* WHAT TO WORK ON
All of the listing below must be repeated word for word. Pictures are the only thing to omit.

* MATERIALS PROVIDED
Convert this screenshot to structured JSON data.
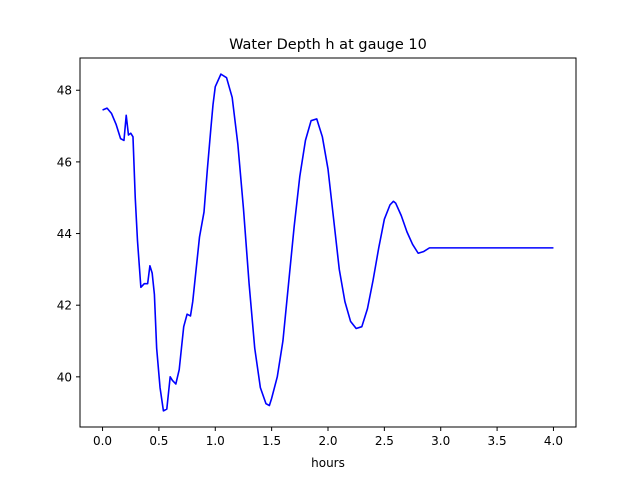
{
  "chart_data": {
    "type": "line",
    "title": "Water Depth h at gauge 10",
    "xlabel": "hours",
    "ylabel": "",
    "xlim": [
      -0.2,
      4.2
    ],
    "ylim": [
      38.6,
      48.9
    ],
    "xticks": [
      0.0,
      0.5,
      1.0,
      1.5,
      2.0,
      2.5,
      3.0,
      3.5,
      4.0
    ],
    "xtick_labels": [
      "0.0",
      "0.5",
      "1.0",
      "1.5",
      "2.0",
      "2.5",
      "3.0",
      "3.5",
      "4.0"
    ],
    "yticks": [
      40,
      42,
      44,
      46,
      48
    ],
    "ytick_labels": [
      "40",
      "42",
      "44",
      "46",
      "48"
    ],
    "grid": false,
    "series": [
      {
        "color": "#0000ff",
        "x": [
          0.0,
          0.04,
          0.08,
          0.12,
          0.16,
          0.19,
          0.21,
          0.23,
          0.25,
          0.27,
          0.29,
          0.31,
          0.34,
          0.37,
          0.4,
          0.42,
          0.44,
          0.46,
          0.48,
          0.51,
          0.54,
          0.57,
          0.6,
          0.62,
          0.65,
          0.68,
          0.7,
          0.72,
          0.75,
          0.78,
          0.8,
          0.83,
          0.86,
          0.9,
          0.93,
          0.96,
          0.98,
          1.0,
          1.05,
          1.1,
          1.15,
          1.2,
          1.25,
          1.3,
          1.35,
          1.4,
          1.45,
          1.48,
          1.5,
          1.55,
          1.6,
          1.65,
          1.7,
          1.75,
          1.8,
          1.85,
          1.9,
          1.95,
          2.0,
          2.05,
          2.1,
          2.15,
          2.2,
          2.25,
          2.3,
          2.35,
          2.4,
          2.45,
          2.5,
          2.55,
          2.58,
          2.6,
          2.65,
          2.7,
          2.75,
          2.8,
          2.85,
          2.9,
          2.95,
          3.0,
          3.05,
          3.1,
          3.15,
          3.2,
          3.25,
          3.3,
          3.35,
          3.4,
          3.45,
          3.5,
          3.55,
          3.6,
          3.65,
          3.7,
          3.75,
          3.8,
          3.85,
          3.9,
          3.95,
          4.0
        ],
        "y": [
          47.45,
          47.5,
          47.35,
          47.05,
          46.65,
          46.6,
          47.3,
          46.75,
          46.8,
          46.7,
          45.0,
          43.8,
          42.5,
          42.6,
          42.6,
          43.1,
          42.9,
          42.3,
          40.8,
          39.7,
          39.05,
          39.1,
          40.0,
          39.9,
          39.8,
          40.2,
          40.8,
          41.4,
          41.75,
          41.7,
          42.1,
          43.0,
          43.9,
          44.6,
          45.8,
          46.9,
          47.6,
          48.1,
          48.45,
          48.35,
          47.8,
          46.5,
          44.7,
          42.6,
          40.8,
          39.7,
          39.25,
          39.2,
          39.4,
          40.0,
          41.0,
          42.6,
          44.2,
          45.6,
          46.6,
          47.15,
          47.2,
          46.7,
          45.8,
          44.4,
          43.0,
          42.1,
          41.55,
          41.35,
          41.4,
          41.9,
          42.7,
          43.6,
          44.4,
          44.8,
          44.9,
          44.85,
          44.5,
          44.05,
          43.7,
          43.45,
          43.5,
          43.6,
          43.6,
          43.6,
          43.6,
          43.6,
          43.6,
          43.6,
          43.6,
          43.6,
          43.6,
          43.6,
          43.6,
          43.6,
          43.6,
          43.6,
          43.6,
          43.6,
          43.6,
          43.6,
          43.6,
          43.6,
          43.6,
          43.6
        ]
      }
    ]
  }
}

* FINISHED TASK
Convert this screenshot to structured JSON data.
{
  "chart_data": {
    "type": "line",
    "title": "Water Depth h at gauge 10",
    "xlabel": "hours",
    "ylabel": "",
    "xlim": [
      -0.2,
      4.2
    ],
    "ylim": [
      38.6,
      48.9
    ],
    "xticks": [
      0.0,
      0.5,
      1.0,
      1.5,
      2.0,
      2.5,
      3.0,
      3.5,
      4.0
    ],
    "xtick_labels": [
      "0.0",
      "0.5",
      "1.0",
      "1.5",
      "2.0",
      "2.5",
      "3.0",
      "3.5",
      "4.0"
    ],
    "yticks": [
      40,
      42,
      44,
      46,
      48
    ],
    "ytick_labels": [
      "40",
      "42",
      "44",
      "46",
      "48"
    ],
    "grid": false,
    "series": [
      {
        "color": "#0000ff",
        "x": [
          0.0,
          0.04,
          0.08,
          0.12,
          0.16,
          0.19,
          0.21,
          0.23,
          0.25,
          0.27,
          0.29,
          0.31,
          0.34,
          0.37,
          0.4,
          0.42,
          0.44,
          0.46,
          0.48,
          0.51,
          0.54,
          0.57,
          0.6,
          0.62,
          0.65,
          0.68,
          0.7,
          0.72,
          0.75,
          0.78,
          0.8,
          0.83,
          0.86,
          0.9,
          0.93,
          0.96,
          0.98,
          1.0,
          1.05,
          1.1,
          1.15,
          1.2,
          1.25,
          1.3,
          1.35,
          1.4,
          1.45,
          1.48,
          1.5,
          1.55,
          1.6,
          1.65,
          1.7,
          1.75,
          1.8,
          1.85,
          1.9,
          1.95,
          2.0,
          2.05,
          2.1,
          2.15,
          2.2,
          2.25,
          2.3,
          2.35,
          2.4,
          2.45,
          2.5,
          2.55,
          2.58,
          2.6,
          2.65,
          2.7,
          2.75,
          2.8,
          2.85,
          2.9,
          2.95,
          3.0,
          3.05,
          3.1,
          3.15,
          3.2,
          3.25,
          3.3,
          3.35,
          3.4,
          3.45,
          3.5,
          3.55,
          3.6,
          3.65,
          3.7,
          3.75,
          3.8,
          3.85,
          3.9,
          3.95,
          4.0
        ],
        "y": [
          47.45,
          47.5,
          47.35,
          47.05,
          46.65,
          46.6,
          47.3,
          46.75,
          46.8,
          46.7,
          45.0,
          43.8,
          42.5,
          42.6,
          42.6,
          43.1,
          42.9,
          42.3,
          40.8,
          39.7,
          39.05,
          39.1,
          40.0,
          39.9,
          39.8,
          40.2,
          40.8,
          41.4,
          41.75,
          41.7,
          42.1,
          43.0,
          43.9,
          44.6,
          45.8,
          46.9,
          47.6,
          48.1,
          48.45,
          48.35,
          47.8,
          46.5,
          44.7,
          42.6,
          40.8,
          39.7,
          39.25,
          39.2,
          39.4,
          40.0,
          41.0,
          42.6,
          44.2,
          45.6,
          46.6,
          47.15,
          47.2,
          46.7,
          45.8,
          44.4,
          43.0,
          42.1,
          41.55,
          41.35,
          41.4,
          41.9,
          42.7,
          43.6,
          44.4,
          44.8,
          44.9,
          44.85,
          44.5,
          44.05,
          43.7,
          43.45,
          43.5,
          43.6,
          43.6,
          43.6,
          43.6,
          43.6,
          43.6,
          43.6,
          43.6,
          43.6,
          43.6,
          43.6,
          43.6,
          43.6,
          43.6,
          43.6,
          43.6,
          43.6,
          43.6,
          43.6,
          43.6,
          43.6,
          43.6,
          43.6
        ]
      }
    ]
  }
}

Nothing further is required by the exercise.